**What to work on**
Below is a listing. Gather each line of it that contains "Price".

**Supplied entries**
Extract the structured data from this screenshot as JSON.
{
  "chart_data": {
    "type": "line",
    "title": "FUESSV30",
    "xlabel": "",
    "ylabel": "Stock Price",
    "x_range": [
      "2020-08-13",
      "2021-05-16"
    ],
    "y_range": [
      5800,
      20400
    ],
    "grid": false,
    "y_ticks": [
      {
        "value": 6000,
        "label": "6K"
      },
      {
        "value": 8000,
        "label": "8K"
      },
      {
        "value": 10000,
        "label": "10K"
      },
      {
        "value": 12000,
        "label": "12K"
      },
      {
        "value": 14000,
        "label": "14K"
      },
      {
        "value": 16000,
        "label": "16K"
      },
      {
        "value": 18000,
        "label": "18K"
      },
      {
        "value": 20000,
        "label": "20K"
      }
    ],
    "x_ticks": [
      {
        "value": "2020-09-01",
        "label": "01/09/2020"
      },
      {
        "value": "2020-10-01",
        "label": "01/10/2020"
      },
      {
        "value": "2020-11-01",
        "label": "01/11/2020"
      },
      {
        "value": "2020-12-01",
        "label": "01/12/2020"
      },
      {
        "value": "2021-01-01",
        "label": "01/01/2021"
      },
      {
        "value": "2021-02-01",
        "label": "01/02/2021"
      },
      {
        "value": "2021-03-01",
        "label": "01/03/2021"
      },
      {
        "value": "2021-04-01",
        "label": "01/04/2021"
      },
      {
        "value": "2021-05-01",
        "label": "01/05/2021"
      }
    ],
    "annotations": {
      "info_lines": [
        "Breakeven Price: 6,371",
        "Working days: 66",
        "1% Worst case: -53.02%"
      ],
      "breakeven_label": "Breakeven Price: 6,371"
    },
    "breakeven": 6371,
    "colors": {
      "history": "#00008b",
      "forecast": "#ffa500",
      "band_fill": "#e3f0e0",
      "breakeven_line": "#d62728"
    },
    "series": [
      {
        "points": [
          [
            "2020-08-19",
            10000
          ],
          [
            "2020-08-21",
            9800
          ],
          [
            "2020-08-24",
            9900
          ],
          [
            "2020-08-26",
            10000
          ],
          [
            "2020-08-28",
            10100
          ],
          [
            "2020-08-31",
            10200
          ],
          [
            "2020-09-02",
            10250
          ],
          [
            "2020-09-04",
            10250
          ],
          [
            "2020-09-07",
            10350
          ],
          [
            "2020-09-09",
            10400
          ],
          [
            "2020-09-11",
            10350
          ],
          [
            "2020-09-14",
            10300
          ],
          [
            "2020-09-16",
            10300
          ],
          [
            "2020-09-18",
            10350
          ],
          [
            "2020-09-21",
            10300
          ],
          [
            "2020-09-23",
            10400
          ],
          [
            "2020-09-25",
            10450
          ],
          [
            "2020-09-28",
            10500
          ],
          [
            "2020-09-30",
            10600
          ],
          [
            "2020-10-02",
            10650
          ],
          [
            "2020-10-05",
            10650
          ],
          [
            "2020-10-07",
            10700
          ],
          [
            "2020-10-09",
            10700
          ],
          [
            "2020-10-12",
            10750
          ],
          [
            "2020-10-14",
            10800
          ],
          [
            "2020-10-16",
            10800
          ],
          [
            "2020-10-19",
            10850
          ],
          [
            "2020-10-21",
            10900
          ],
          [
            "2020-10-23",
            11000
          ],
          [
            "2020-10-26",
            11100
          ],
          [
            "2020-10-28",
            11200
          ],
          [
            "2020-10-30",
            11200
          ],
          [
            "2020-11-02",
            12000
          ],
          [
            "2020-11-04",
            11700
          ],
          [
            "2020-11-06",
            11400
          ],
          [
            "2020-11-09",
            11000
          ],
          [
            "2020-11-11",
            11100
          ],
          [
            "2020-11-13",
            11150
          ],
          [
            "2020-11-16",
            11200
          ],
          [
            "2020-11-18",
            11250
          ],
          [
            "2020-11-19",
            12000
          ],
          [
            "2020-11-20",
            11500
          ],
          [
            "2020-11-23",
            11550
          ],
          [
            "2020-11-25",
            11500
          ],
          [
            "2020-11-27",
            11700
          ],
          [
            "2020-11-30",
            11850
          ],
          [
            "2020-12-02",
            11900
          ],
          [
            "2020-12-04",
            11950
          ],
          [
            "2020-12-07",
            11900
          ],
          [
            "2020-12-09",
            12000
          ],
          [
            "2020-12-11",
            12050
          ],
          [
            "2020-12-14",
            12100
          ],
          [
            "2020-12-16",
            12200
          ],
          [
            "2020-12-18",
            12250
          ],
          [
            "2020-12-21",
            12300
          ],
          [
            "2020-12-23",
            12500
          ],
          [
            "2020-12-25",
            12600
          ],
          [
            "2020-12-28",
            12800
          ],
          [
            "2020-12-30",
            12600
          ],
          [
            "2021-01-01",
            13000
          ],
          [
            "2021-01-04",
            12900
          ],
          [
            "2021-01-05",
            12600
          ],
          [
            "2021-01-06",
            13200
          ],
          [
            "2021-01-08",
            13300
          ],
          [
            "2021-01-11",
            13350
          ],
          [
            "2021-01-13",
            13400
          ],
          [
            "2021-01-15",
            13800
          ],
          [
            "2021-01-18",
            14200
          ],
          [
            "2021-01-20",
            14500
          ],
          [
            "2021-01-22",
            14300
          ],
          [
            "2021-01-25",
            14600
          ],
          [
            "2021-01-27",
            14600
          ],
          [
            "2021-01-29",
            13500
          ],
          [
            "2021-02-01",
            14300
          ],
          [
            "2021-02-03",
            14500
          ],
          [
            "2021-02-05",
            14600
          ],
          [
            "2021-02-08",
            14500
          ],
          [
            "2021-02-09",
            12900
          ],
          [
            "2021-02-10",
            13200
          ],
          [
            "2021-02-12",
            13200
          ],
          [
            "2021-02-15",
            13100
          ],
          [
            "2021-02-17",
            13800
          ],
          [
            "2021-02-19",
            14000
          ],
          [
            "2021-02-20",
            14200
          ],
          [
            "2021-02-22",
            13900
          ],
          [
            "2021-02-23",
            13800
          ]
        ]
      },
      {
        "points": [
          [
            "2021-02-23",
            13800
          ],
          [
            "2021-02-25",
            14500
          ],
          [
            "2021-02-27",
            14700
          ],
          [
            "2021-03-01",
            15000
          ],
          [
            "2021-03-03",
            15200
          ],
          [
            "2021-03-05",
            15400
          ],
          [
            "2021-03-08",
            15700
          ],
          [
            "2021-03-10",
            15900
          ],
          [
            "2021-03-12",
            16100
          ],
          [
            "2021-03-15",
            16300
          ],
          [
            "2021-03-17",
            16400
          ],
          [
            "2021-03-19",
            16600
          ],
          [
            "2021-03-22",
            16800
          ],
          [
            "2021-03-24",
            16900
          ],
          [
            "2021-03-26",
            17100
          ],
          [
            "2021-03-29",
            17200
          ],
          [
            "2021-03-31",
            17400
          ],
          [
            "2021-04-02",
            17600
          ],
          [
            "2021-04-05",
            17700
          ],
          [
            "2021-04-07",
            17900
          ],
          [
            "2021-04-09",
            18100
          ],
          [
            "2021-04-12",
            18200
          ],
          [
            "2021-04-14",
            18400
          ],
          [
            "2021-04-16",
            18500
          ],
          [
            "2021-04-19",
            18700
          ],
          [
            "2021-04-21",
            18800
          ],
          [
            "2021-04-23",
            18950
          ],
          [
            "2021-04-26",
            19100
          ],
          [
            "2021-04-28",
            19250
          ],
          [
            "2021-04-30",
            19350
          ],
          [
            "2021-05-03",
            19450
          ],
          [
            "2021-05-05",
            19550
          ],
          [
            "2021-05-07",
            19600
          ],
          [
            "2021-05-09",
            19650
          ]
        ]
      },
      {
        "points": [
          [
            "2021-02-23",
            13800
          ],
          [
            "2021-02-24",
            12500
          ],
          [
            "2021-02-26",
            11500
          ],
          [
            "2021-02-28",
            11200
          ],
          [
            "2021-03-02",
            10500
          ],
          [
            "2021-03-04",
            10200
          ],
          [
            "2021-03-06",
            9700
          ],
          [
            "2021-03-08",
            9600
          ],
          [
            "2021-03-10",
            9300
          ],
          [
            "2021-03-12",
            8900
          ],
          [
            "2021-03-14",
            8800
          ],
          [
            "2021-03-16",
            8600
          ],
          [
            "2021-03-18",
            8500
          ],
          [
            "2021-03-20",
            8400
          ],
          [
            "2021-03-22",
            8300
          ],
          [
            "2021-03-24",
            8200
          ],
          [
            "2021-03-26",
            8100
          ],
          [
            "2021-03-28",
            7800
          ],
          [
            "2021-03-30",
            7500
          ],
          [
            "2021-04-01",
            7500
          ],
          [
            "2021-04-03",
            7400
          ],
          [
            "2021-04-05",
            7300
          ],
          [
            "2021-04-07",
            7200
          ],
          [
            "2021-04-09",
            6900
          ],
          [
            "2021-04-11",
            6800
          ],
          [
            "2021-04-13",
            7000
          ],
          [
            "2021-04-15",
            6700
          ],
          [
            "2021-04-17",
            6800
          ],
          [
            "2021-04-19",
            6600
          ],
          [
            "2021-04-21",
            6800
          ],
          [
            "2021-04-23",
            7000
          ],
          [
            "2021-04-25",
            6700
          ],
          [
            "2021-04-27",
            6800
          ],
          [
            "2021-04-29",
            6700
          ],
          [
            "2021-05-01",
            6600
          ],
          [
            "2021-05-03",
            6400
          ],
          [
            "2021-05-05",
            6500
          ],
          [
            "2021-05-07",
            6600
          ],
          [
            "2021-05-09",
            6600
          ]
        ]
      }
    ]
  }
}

**Exercise answer**
    "ylabel": "Stock Price",
        "Breakeven Price: 6,371",
      "breakeven_label": "Breakeven Price: 6,371"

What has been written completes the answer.